*Exercise directions*: Across the data below, how many lines hold "marker"? Answer with that number and nothing else.

*Provided data*:
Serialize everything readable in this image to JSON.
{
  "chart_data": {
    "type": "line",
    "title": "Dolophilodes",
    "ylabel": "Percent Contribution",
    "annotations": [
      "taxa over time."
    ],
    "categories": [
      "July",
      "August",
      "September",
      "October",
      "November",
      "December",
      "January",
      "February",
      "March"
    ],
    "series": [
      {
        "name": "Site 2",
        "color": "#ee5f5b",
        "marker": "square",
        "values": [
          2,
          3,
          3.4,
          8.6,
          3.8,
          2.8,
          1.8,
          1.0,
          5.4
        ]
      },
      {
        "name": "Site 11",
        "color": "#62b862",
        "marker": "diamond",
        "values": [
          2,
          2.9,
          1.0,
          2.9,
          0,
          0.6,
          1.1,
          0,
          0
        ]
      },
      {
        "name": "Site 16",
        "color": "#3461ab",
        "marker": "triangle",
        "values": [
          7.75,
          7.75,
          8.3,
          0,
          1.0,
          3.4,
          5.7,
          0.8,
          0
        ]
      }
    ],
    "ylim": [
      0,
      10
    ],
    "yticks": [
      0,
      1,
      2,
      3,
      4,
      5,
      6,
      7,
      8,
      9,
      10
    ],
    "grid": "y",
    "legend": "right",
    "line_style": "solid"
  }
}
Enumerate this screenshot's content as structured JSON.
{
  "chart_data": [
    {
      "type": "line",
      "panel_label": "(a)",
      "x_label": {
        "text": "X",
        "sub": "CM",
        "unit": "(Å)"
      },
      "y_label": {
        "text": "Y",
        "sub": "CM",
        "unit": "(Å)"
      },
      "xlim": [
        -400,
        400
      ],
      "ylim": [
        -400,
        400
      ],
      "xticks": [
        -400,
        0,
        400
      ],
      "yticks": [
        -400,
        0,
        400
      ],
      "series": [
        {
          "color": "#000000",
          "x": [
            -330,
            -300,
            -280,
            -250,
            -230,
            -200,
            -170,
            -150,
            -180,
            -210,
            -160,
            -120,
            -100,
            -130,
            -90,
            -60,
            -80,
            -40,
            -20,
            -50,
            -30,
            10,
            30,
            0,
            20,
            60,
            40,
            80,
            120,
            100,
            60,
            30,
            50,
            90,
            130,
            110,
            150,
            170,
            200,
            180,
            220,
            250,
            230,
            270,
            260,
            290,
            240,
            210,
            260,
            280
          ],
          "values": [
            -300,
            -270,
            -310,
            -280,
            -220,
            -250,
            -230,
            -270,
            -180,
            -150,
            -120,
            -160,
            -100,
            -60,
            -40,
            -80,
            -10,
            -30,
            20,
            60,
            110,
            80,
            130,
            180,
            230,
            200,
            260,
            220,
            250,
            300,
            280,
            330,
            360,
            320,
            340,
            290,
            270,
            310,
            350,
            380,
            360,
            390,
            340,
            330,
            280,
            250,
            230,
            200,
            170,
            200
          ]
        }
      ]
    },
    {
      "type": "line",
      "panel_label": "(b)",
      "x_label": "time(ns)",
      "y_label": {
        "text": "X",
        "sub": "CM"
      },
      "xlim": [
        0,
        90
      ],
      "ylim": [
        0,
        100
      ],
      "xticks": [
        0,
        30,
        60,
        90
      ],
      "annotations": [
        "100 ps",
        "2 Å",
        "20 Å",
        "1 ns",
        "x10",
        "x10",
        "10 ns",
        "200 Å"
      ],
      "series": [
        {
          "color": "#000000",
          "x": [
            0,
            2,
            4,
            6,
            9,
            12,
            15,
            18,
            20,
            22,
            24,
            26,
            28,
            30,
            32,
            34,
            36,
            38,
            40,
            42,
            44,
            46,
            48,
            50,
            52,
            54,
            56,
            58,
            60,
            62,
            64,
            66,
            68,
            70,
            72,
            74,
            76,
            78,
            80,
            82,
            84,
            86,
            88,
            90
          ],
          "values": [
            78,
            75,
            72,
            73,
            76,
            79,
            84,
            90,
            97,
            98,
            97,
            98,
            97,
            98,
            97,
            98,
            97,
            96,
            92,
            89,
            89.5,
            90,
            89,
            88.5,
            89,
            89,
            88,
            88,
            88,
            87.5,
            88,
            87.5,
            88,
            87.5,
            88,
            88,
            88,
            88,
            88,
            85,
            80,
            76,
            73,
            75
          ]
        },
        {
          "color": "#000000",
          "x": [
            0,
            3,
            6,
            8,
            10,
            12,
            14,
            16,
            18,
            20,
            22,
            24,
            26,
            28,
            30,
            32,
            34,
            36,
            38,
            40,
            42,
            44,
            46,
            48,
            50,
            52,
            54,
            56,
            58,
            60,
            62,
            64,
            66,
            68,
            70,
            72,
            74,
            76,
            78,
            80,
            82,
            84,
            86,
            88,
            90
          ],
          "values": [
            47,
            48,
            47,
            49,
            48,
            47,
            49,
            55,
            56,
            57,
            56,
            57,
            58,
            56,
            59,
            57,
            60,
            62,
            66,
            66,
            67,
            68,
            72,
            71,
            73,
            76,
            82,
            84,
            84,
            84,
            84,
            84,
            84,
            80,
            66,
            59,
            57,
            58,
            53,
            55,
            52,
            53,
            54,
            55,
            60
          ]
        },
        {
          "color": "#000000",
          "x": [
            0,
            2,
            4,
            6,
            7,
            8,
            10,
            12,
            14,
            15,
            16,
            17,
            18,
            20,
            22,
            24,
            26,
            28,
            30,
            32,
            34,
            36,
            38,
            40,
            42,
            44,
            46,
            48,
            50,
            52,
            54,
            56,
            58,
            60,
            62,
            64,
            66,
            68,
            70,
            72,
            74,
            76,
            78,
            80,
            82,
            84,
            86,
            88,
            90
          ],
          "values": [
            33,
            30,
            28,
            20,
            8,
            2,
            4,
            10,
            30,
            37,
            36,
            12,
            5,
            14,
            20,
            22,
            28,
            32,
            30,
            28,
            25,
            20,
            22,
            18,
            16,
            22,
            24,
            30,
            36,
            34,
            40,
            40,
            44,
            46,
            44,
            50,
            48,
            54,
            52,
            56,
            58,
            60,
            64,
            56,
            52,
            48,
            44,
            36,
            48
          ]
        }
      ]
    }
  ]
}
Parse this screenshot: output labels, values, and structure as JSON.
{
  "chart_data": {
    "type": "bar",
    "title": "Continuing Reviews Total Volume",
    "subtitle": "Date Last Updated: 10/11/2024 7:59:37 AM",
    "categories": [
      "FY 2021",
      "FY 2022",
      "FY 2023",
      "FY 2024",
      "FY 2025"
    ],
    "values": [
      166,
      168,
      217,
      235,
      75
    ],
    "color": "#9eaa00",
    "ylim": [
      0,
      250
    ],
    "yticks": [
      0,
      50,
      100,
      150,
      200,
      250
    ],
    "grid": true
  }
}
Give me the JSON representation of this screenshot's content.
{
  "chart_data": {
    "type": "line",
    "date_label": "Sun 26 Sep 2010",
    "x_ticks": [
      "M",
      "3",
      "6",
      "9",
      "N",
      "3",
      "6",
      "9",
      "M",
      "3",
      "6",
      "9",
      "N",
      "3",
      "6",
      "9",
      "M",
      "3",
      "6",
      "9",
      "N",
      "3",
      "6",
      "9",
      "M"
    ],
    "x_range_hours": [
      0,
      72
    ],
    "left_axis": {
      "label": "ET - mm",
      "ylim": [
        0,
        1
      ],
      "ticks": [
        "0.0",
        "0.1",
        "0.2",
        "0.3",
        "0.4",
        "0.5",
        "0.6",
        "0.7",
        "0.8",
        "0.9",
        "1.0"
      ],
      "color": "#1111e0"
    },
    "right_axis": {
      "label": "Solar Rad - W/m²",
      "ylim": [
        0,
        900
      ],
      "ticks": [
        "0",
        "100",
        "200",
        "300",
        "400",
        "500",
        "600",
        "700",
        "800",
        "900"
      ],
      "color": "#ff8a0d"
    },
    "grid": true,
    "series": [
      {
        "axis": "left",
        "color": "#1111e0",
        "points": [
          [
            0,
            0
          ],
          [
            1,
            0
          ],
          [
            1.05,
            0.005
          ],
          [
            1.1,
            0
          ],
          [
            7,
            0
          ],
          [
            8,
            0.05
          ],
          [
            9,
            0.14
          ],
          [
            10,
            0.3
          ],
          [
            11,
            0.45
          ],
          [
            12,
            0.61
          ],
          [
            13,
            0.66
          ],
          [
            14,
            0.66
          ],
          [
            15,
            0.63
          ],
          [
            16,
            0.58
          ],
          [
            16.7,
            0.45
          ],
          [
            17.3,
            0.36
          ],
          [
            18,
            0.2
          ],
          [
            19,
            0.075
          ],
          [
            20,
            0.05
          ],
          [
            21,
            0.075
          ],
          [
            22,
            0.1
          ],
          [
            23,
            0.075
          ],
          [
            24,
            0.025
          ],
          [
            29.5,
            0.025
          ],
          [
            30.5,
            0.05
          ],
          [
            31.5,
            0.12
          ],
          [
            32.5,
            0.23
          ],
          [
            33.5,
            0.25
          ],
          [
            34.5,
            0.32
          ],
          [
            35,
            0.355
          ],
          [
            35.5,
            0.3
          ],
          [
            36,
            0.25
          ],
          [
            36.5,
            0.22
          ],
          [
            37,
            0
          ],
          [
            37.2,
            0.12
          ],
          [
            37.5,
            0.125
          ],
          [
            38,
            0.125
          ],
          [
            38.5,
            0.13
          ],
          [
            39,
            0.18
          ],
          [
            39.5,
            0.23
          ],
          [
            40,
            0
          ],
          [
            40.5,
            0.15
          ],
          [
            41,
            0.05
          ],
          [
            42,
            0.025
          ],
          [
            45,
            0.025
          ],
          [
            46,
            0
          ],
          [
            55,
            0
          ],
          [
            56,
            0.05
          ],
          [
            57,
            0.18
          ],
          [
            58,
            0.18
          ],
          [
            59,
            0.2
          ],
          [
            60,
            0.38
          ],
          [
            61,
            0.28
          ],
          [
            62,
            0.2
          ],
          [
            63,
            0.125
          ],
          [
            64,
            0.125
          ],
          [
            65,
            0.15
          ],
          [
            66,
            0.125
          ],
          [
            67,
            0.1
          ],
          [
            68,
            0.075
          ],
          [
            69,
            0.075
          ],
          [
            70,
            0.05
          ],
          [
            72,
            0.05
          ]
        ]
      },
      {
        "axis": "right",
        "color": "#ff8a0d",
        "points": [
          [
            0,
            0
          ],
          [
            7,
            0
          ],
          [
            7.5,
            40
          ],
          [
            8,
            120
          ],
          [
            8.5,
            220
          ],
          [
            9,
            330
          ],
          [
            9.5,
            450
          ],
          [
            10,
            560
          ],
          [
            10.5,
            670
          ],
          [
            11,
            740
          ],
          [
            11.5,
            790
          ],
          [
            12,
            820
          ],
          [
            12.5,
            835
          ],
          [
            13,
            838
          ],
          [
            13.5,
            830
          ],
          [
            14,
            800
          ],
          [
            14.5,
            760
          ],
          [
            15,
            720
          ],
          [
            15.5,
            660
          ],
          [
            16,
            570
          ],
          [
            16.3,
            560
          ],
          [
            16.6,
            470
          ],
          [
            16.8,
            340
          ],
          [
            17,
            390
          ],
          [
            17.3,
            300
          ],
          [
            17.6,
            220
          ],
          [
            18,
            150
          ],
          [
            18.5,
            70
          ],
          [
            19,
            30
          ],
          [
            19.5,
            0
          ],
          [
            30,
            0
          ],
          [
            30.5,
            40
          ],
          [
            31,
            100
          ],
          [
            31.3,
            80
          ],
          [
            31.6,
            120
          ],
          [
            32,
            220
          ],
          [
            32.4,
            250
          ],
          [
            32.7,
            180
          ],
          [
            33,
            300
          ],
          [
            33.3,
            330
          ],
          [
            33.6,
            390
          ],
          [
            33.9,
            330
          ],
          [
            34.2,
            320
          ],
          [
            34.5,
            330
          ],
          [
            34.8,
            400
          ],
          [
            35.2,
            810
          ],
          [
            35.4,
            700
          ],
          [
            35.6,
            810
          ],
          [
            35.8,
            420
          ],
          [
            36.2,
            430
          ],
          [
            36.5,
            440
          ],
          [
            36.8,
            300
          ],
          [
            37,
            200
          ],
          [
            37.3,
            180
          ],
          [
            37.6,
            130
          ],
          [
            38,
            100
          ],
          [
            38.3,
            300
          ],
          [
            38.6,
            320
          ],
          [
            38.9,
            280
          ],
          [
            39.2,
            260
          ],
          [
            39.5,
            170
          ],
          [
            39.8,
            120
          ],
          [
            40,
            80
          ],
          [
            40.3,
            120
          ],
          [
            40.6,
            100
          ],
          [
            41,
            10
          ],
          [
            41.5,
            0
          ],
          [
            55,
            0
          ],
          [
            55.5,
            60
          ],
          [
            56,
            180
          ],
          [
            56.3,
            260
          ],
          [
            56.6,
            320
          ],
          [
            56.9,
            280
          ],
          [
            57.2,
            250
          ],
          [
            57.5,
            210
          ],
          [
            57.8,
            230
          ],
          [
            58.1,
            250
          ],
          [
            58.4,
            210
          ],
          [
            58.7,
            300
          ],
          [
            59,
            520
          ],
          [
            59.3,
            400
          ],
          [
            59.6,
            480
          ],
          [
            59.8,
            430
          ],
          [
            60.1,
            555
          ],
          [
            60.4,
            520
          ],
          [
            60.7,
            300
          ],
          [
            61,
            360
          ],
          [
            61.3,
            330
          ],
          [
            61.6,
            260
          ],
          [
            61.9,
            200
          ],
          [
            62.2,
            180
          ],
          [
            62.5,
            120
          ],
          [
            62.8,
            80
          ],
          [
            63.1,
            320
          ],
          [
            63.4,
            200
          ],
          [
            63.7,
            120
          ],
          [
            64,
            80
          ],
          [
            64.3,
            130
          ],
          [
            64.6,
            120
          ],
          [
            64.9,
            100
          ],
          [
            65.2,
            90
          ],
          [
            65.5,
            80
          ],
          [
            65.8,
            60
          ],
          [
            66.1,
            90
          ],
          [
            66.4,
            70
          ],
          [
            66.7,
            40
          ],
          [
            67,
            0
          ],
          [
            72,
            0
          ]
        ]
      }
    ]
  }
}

*Completed exercise*: 3